%%

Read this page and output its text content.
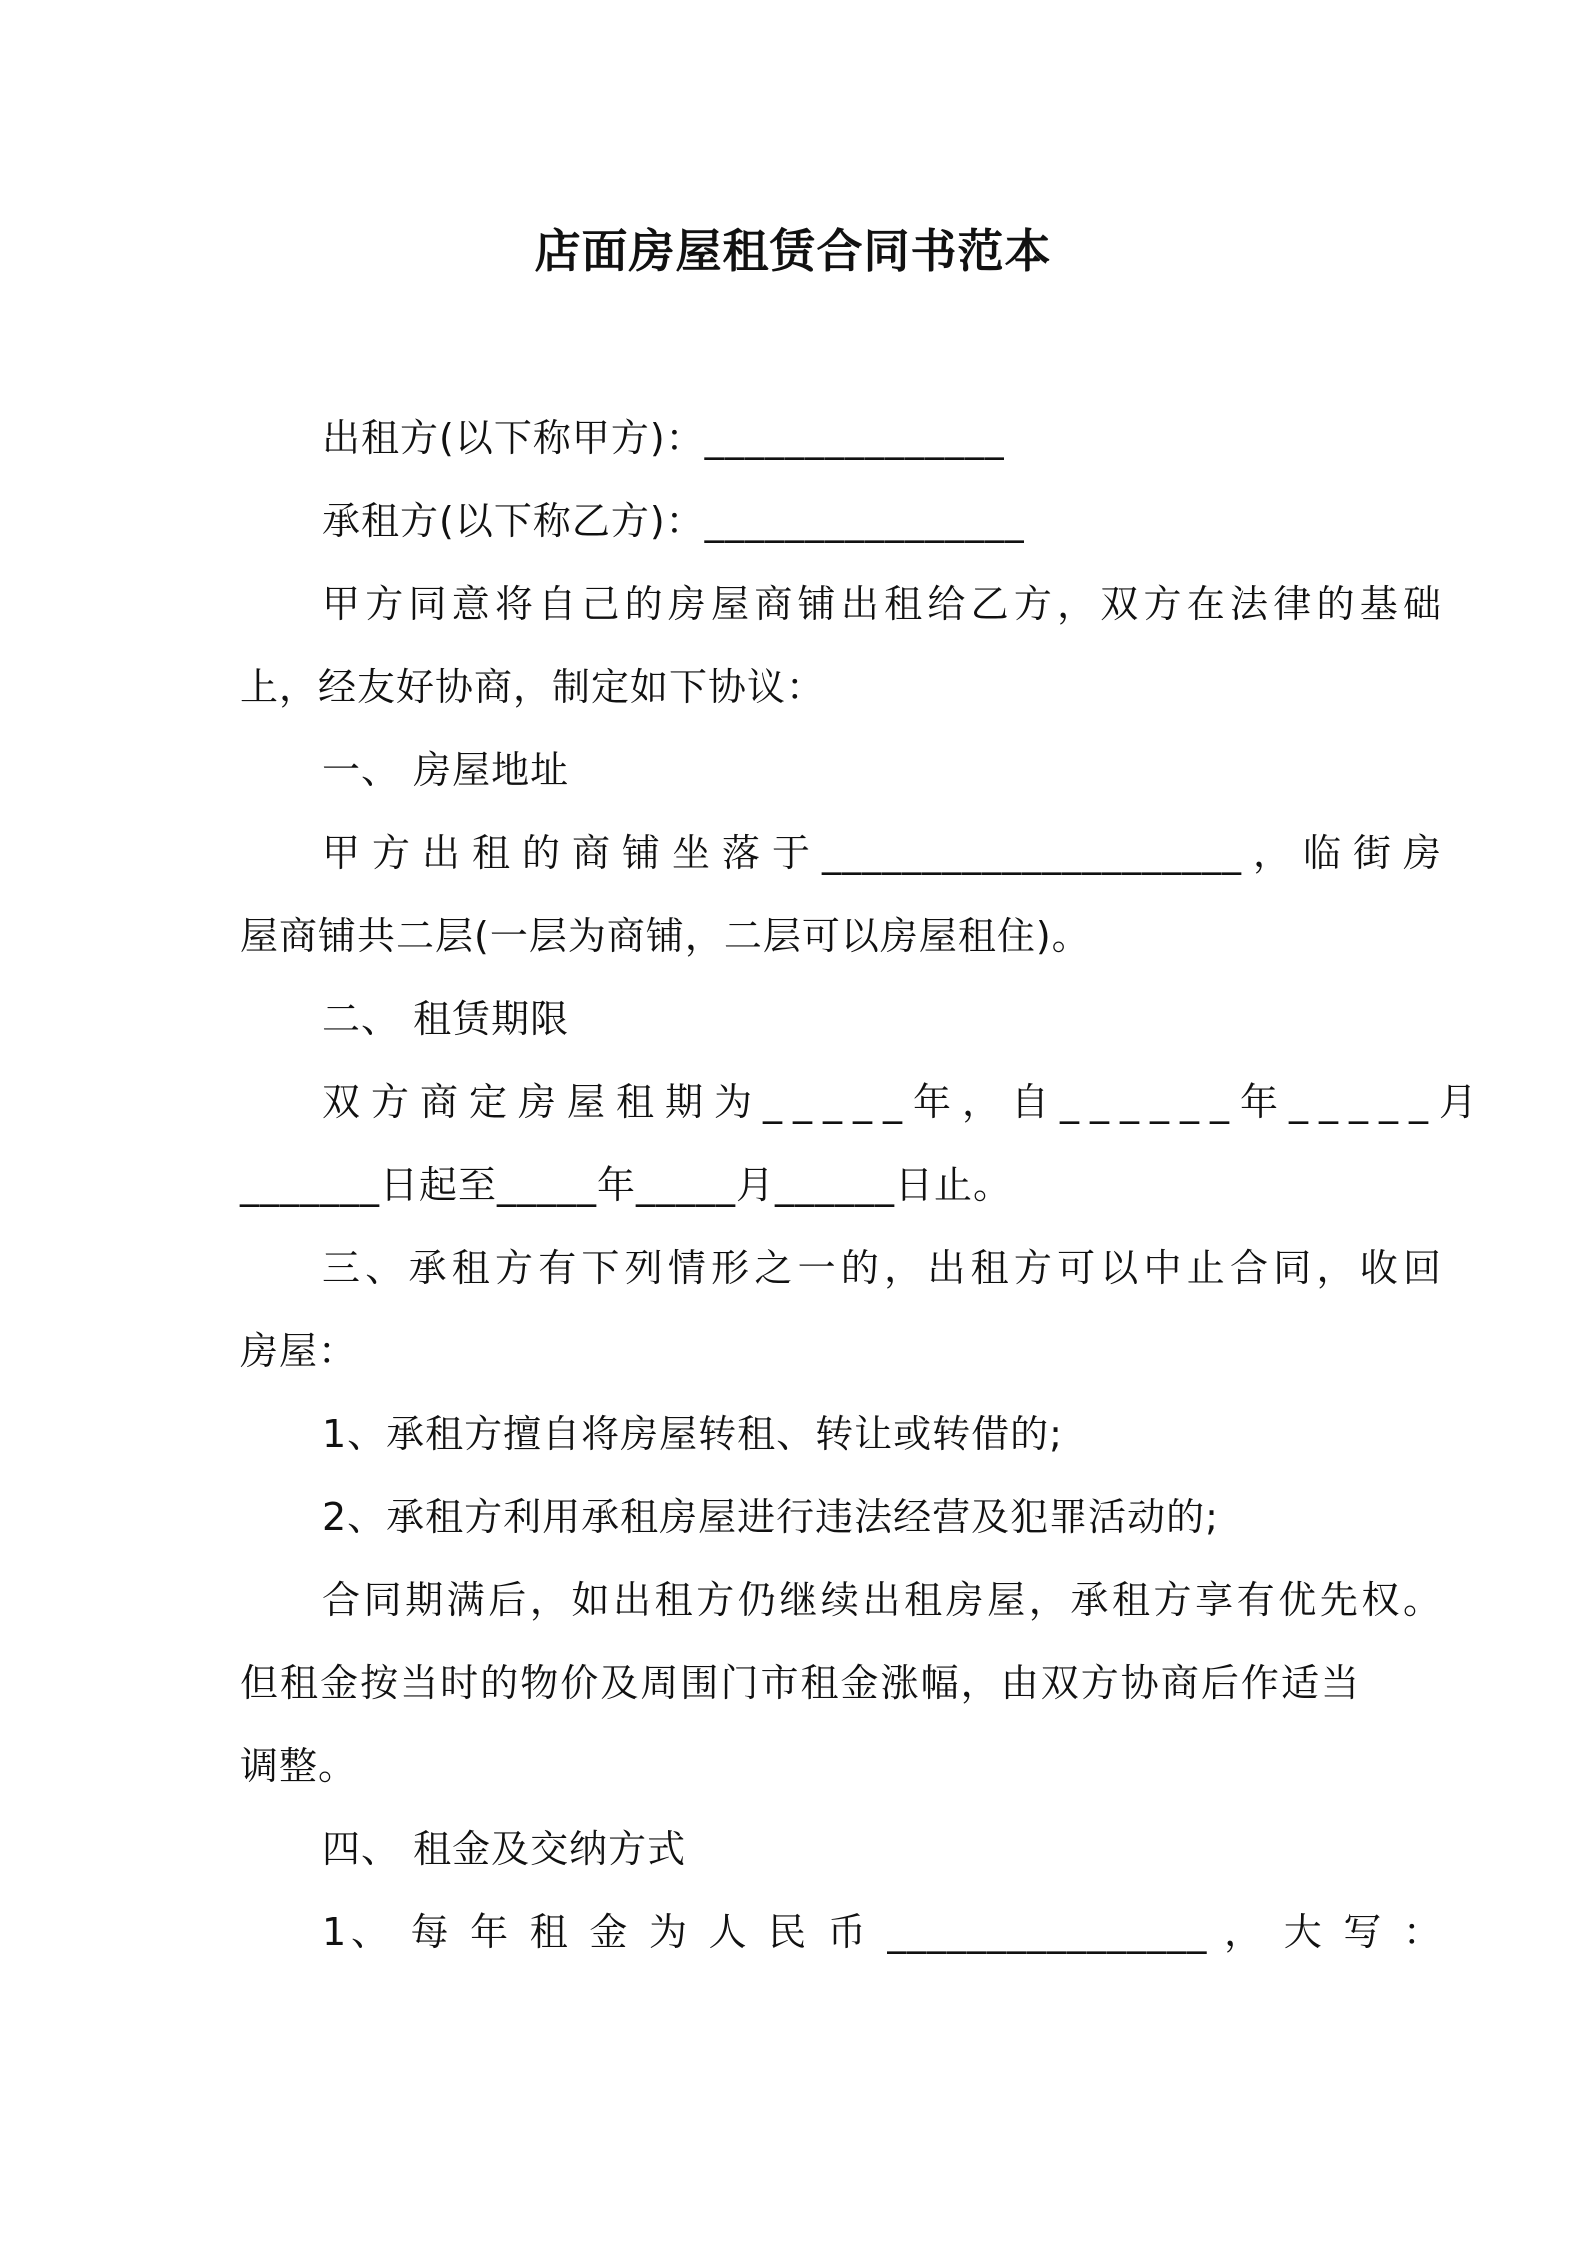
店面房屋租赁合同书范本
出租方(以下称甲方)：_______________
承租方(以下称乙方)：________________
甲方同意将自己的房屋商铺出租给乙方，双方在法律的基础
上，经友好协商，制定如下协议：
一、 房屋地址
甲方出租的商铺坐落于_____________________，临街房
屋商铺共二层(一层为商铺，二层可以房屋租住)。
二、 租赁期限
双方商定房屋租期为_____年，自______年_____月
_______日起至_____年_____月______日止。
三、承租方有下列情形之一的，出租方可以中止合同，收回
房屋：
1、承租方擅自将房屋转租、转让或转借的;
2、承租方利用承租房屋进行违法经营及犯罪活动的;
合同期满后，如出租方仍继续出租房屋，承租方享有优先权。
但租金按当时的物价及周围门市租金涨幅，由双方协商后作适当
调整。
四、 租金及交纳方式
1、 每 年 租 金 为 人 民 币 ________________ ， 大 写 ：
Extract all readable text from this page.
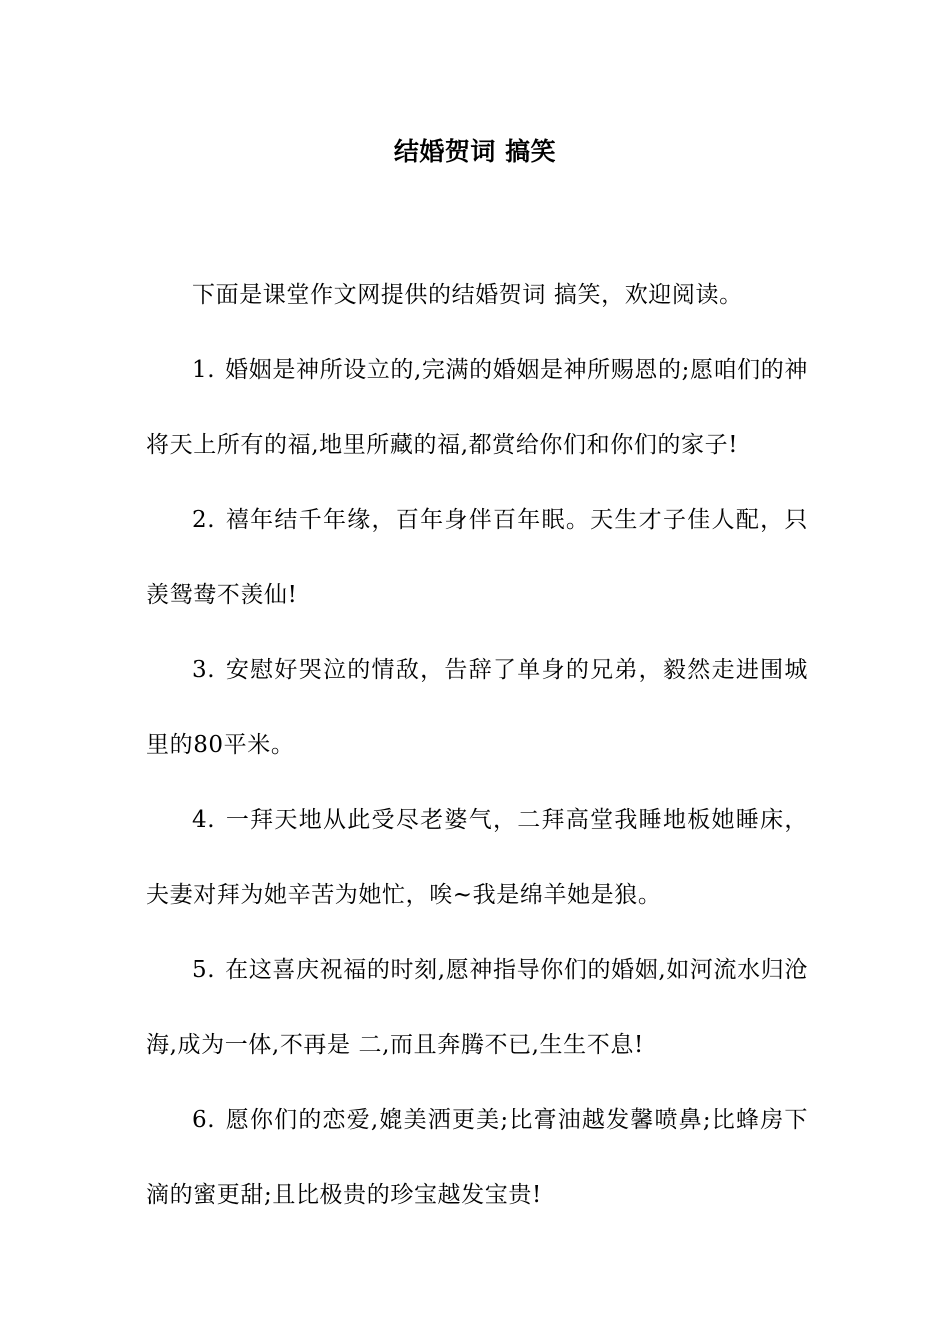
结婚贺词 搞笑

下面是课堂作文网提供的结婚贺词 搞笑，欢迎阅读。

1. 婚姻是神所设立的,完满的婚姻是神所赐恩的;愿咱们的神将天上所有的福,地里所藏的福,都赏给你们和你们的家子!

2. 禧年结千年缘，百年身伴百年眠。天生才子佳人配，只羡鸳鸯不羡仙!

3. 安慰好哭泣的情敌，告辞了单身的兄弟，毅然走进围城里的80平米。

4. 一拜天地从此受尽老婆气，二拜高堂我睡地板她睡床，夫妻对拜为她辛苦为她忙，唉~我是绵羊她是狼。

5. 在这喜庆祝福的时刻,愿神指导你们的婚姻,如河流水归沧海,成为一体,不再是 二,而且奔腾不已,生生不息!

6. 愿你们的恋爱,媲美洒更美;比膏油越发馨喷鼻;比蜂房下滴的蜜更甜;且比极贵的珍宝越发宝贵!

%%

◆ **WRITTEN REQUEST**:
Word for word, quote the lines above. Omit the pictures.

◆ **TASK ANSWER**:
Read this page and output its text content.
店面房屋租赁合同书范本
出租方(以下称甲方)：_______________
承租方(以下称乙方)：________________
甲方同意将自己的房屋商铺出租给乙方，双方在法律的基础
上，经友好协商，制定如下协议：
一、 房屋地址
甲方出租的商铺坐落于_____________________，临街房
屋商铺共二层(一层为商铺，二层可以房屋租住)。
二、 租赁期限
双方商定房屋租期为_____年，自______年_____月
_______日起至_____年_____月______日止。
三、承租方有下列情形之一的，出租方可以中止合同，收回
房屋：
1、承租方擅自将房屋转租、转让或转借的;
2、承租方利用承租房屋进行违法经营及犯罪活动的;
合同期满后，如出租方仍继续出租房屋，承租方享有优先权。
但租金按当时的物价及周围门市租金涨幅，由双方协商后作适当
调整。
四、 租金及交纳方式
1、 每 年 租 金 为 人 民 币 ________________ ， 大 写 ：
Extract all readable text from this page.
结婚贺词 搞笑

下面是课堂作文网提供的结婚贺词 搞笑，欢迎阅读。

1. 婚姻是神所设立的,完满的婚姻是神所赐恩的;愿咱们的神将天上所有的福,地里所藏的福,都赏给你们和你们的家子!

2. 禧年结千年缘，百年身伴百年眠。天生才子佳人配，只羡鸳鸯不羡仙!

3. 安慰好哭泣的情敌，告辞了单身的兄弟，毅然走进围城里的80平米。

4. 一拜天地从此受尽老婆气，二拜高堂我睡地板她睡床，夫妻对拜为她辛苦为她忙，唉~我是绵羊她是狼。

5. 在这喜庆祝福的时刻,愿神指导你们的婚姻,如河流水归沧海,成为一体,不再是 二,而且奔腾不已,生生不息!

6. 愿你们的恋爱,媲美洒更美;比膏油越发馨喷鼻;比蜂房下滴的蜜更甜;且比极贵的珍宝越发宝贵!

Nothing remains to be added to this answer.